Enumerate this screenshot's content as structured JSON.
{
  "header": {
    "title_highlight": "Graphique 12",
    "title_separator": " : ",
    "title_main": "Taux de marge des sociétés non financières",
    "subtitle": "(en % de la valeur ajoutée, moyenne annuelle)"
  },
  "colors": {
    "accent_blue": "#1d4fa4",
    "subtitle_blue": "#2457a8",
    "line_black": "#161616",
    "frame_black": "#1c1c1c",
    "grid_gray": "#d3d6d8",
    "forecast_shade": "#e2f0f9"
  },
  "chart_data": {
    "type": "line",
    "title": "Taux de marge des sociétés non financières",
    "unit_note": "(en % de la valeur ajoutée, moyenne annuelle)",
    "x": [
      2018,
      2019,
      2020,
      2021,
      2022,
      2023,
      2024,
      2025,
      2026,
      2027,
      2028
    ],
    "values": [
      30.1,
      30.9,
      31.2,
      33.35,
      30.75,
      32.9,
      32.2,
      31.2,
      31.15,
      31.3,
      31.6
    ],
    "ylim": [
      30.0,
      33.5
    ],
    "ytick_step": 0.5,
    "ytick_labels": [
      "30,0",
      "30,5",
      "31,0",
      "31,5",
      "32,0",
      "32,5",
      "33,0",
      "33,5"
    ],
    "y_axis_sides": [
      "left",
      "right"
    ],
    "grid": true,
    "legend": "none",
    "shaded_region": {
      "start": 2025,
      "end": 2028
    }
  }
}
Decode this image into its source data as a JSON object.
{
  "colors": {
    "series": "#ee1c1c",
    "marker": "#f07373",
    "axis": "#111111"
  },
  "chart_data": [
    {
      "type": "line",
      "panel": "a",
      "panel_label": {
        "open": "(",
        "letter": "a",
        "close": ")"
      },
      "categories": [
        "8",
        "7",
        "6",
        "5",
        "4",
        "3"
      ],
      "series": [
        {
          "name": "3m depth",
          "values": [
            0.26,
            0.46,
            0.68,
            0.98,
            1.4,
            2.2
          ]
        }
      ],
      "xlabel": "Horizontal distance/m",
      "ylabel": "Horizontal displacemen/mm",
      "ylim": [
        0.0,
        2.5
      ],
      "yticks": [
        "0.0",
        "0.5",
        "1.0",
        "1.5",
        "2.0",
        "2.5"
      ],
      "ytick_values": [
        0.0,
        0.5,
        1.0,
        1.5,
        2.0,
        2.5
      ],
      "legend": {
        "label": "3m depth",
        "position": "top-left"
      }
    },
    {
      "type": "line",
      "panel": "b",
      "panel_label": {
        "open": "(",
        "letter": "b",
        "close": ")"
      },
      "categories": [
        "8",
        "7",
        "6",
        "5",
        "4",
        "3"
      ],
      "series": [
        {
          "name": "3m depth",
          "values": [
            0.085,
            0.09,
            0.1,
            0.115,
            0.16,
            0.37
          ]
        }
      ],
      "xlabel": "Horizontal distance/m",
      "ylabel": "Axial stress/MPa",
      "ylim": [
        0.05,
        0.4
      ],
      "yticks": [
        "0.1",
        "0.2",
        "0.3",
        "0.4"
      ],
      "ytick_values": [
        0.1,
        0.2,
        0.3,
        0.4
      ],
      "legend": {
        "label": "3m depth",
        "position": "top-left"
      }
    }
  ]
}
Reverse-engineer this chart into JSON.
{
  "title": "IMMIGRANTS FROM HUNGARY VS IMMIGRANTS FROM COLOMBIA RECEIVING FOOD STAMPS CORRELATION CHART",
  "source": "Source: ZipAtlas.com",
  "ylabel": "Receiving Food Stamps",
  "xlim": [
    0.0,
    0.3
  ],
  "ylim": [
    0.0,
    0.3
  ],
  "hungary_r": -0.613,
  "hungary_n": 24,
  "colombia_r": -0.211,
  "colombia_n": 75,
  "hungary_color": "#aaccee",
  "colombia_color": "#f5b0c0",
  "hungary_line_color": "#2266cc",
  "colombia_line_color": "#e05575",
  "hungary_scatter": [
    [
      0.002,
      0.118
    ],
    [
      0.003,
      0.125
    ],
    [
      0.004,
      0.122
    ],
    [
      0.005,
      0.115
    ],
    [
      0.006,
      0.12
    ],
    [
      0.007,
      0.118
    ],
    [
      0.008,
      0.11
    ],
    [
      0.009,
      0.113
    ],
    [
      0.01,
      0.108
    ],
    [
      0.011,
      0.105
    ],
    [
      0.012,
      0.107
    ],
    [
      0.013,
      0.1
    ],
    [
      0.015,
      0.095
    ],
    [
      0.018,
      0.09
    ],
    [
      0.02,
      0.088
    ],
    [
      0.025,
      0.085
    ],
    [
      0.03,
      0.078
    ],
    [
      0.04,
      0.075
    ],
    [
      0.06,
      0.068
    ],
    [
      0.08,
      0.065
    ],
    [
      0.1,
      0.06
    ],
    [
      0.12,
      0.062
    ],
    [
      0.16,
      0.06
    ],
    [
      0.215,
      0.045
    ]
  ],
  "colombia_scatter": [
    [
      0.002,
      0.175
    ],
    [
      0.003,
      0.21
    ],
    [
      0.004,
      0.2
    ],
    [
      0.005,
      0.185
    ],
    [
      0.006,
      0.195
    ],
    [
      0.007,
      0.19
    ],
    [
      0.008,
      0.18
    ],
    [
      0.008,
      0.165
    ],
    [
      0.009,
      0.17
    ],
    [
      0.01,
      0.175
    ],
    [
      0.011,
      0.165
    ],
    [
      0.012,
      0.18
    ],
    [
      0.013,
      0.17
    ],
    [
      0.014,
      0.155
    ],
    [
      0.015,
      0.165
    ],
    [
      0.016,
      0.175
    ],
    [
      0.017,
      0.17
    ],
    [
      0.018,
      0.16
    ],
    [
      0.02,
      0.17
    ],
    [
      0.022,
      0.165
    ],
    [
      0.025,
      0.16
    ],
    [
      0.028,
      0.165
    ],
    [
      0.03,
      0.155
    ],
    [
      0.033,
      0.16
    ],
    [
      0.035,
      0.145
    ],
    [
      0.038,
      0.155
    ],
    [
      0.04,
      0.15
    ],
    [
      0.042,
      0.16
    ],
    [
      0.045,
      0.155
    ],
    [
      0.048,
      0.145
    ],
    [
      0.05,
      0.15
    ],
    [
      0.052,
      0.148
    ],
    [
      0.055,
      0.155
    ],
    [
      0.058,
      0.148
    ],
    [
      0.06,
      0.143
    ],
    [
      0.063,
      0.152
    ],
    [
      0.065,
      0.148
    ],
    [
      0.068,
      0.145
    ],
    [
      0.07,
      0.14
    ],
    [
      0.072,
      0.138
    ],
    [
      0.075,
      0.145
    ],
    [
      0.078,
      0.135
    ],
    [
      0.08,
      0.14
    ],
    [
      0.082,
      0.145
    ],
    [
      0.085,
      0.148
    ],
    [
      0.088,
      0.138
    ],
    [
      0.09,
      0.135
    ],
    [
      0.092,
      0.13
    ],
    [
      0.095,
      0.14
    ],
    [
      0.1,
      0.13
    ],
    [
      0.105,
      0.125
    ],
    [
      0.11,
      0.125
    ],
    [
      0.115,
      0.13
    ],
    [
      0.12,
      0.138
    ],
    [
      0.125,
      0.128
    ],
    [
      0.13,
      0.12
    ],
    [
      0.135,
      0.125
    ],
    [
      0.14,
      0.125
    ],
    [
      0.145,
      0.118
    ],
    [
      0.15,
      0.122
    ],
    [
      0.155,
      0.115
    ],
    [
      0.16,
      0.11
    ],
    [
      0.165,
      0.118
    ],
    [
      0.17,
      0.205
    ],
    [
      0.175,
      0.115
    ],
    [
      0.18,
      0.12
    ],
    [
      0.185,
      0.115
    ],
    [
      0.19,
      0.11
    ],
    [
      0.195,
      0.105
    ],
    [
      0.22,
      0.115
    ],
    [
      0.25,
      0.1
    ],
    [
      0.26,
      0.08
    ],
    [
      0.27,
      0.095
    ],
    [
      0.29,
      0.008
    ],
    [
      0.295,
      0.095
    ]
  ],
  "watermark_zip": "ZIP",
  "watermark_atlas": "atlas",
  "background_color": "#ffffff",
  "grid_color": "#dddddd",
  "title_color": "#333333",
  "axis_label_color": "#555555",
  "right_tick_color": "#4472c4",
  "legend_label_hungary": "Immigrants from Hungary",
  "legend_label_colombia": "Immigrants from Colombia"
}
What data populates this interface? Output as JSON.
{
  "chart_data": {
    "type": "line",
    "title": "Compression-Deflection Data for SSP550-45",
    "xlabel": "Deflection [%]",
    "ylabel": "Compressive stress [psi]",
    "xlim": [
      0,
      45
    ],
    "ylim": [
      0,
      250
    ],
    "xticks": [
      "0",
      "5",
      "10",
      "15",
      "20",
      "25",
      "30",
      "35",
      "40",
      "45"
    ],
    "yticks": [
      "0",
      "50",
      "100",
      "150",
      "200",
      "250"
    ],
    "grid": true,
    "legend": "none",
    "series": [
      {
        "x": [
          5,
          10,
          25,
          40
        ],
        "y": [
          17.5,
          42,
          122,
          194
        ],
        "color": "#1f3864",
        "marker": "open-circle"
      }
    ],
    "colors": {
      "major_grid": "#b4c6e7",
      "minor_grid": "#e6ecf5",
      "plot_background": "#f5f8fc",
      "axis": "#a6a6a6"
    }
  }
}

• [Exercise] Look through the records and gather every line containing "Taux".

• [Result of the exercise]
    "title_main": "Taux de marge des sociétés non financières",
    "title": "Taux de marge des sociétés non financières",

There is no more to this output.